START THE INPUT
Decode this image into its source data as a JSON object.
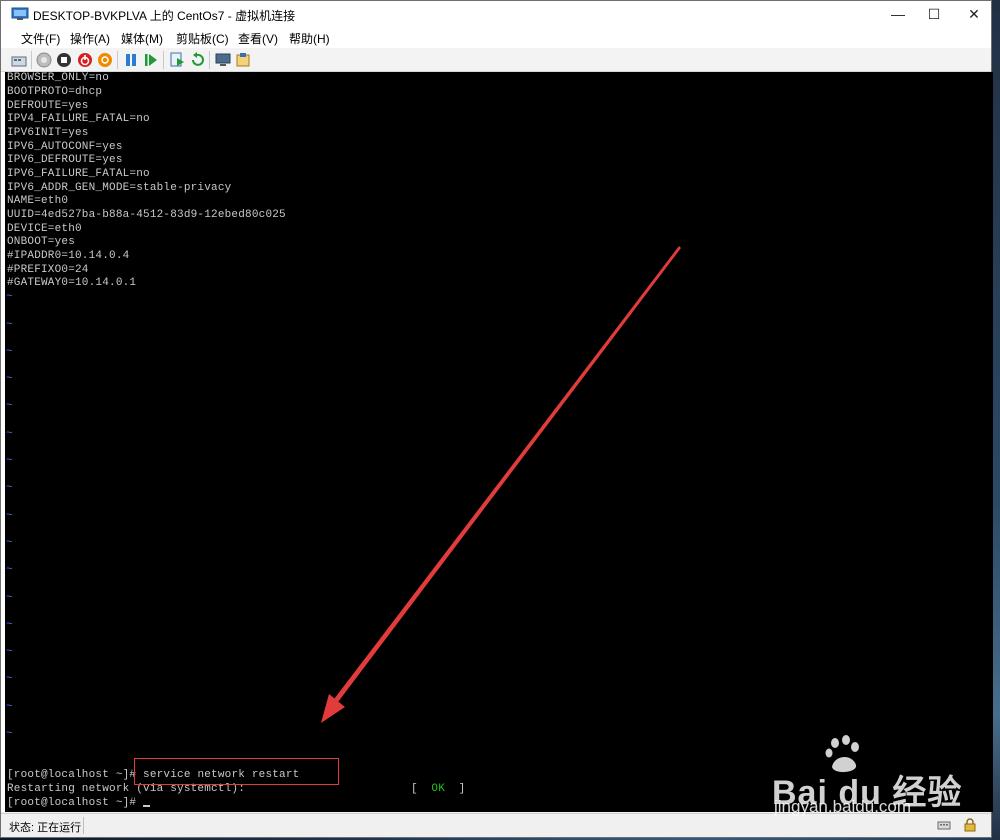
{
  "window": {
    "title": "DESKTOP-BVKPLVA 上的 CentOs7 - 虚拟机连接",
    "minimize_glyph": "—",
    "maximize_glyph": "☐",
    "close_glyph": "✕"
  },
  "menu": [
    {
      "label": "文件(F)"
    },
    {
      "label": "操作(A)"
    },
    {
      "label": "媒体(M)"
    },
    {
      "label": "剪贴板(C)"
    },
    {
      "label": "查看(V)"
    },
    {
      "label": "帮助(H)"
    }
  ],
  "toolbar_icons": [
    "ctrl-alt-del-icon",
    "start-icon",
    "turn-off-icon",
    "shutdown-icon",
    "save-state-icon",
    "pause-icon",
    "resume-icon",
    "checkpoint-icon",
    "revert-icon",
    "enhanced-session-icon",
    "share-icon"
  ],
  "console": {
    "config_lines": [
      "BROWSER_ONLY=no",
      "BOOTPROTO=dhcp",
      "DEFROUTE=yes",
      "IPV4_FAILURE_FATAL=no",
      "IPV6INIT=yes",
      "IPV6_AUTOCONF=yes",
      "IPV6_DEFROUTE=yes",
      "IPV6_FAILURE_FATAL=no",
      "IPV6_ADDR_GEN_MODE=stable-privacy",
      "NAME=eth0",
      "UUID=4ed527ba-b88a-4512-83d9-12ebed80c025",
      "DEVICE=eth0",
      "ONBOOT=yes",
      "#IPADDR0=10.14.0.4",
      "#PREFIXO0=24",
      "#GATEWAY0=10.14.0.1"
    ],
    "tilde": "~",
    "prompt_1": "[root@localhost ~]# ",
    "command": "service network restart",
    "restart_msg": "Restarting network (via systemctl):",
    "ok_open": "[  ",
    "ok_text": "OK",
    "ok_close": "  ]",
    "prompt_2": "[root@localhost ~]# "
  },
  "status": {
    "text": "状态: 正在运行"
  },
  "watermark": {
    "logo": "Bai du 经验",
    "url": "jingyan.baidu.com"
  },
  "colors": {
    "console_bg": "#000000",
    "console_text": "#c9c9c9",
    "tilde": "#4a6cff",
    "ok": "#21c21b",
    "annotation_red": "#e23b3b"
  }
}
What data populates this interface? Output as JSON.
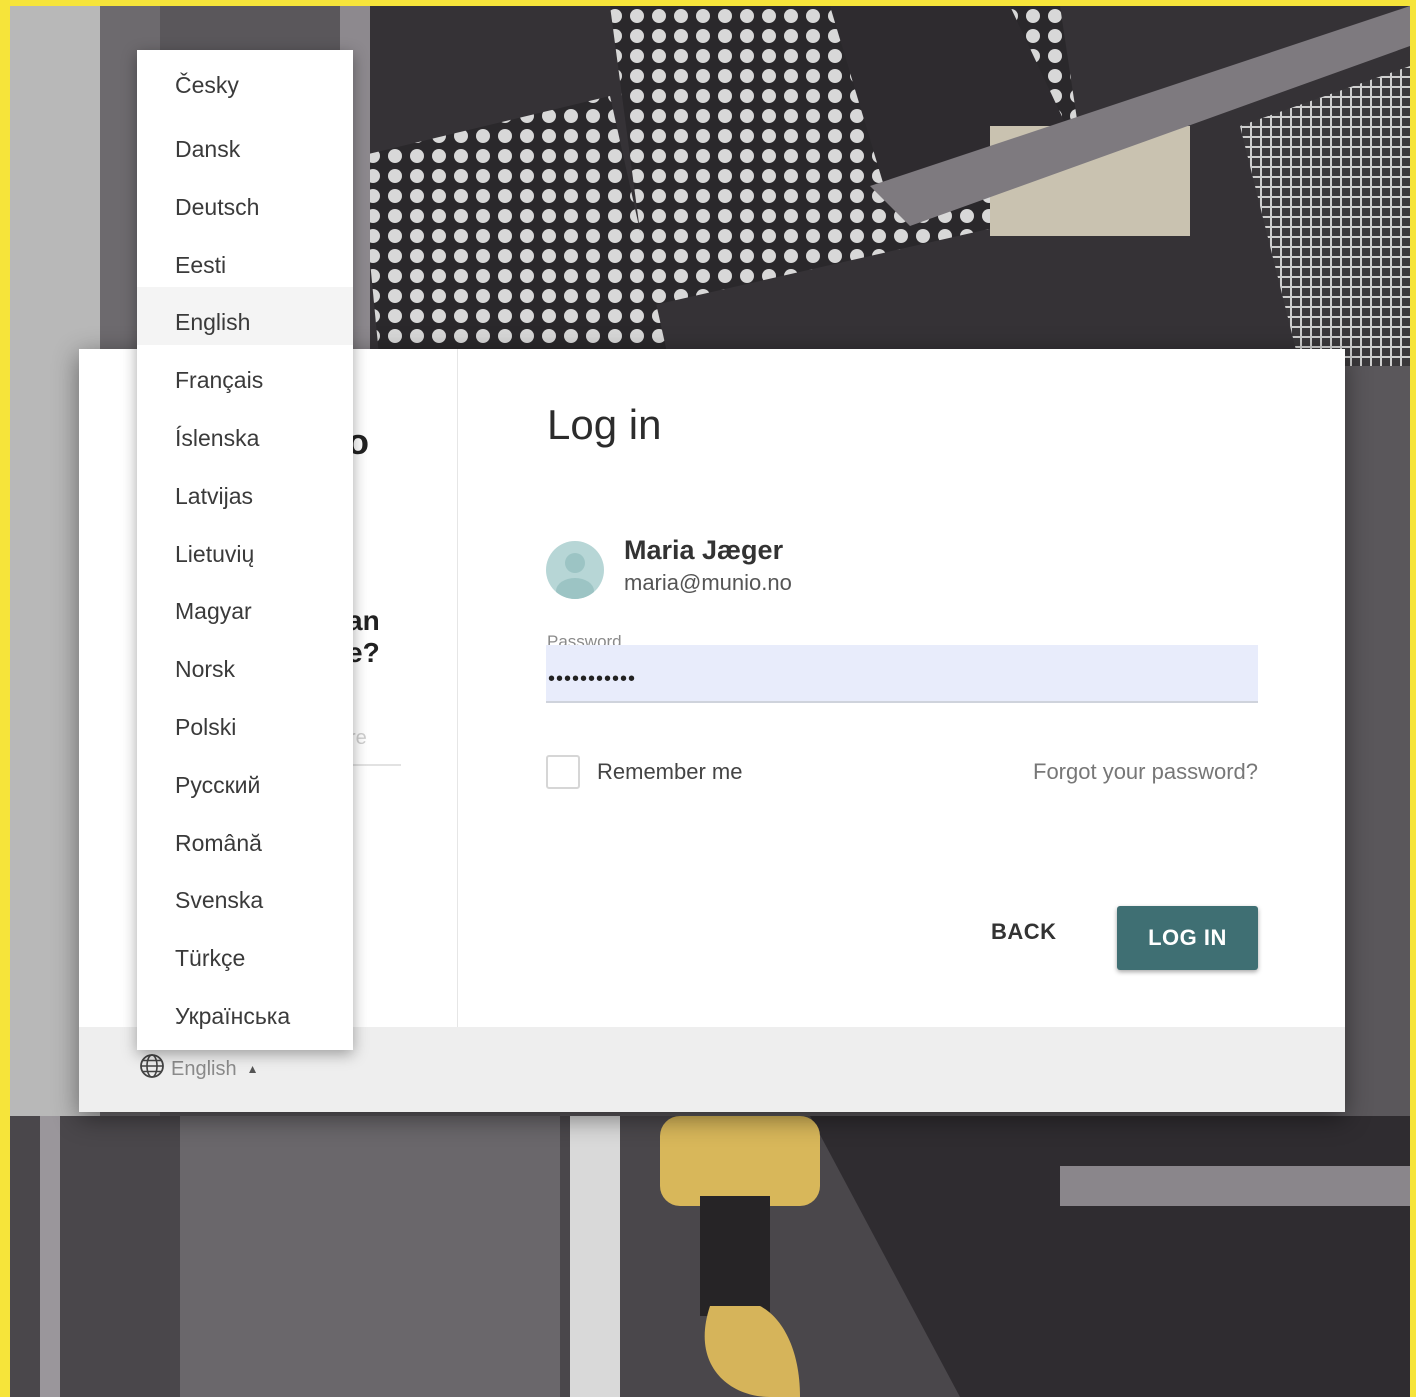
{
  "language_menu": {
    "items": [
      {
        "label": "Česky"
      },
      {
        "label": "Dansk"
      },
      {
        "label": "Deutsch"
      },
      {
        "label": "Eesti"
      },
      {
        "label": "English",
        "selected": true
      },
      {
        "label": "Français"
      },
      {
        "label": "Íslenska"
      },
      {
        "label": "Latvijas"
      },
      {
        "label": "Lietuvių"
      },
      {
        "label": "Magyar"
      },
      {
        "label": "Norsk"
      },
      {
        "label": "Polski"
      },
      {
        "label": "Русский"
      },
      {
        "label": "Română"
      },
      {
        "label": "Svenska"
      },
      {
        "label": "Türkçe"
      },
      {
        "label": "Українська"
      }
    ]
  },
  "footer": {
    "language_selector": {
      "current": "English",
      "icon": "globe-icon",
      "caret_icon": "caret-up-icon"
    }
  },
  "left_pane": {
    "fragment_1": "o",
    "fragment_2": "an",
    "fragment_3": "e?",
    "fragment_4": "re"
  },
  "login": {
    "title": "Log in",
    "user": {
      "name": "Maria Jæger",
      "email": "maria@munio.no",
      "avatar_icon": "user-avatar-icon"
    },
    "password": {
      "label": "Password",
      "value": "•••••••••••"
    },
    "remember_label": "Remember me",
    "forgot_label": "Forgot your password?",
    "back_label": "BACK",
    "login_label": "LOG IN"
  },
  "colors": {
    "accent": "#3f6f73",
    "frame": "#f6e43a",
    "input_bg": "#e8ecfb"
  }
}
END THE INPUT
PROBLEM DESCRIPTION -
Copy every line of the records above that contains "this".

RESPONSE TO THE TASK -
Decode this image into its source data as a JSON object.
What data populates this interface? Output as JSON.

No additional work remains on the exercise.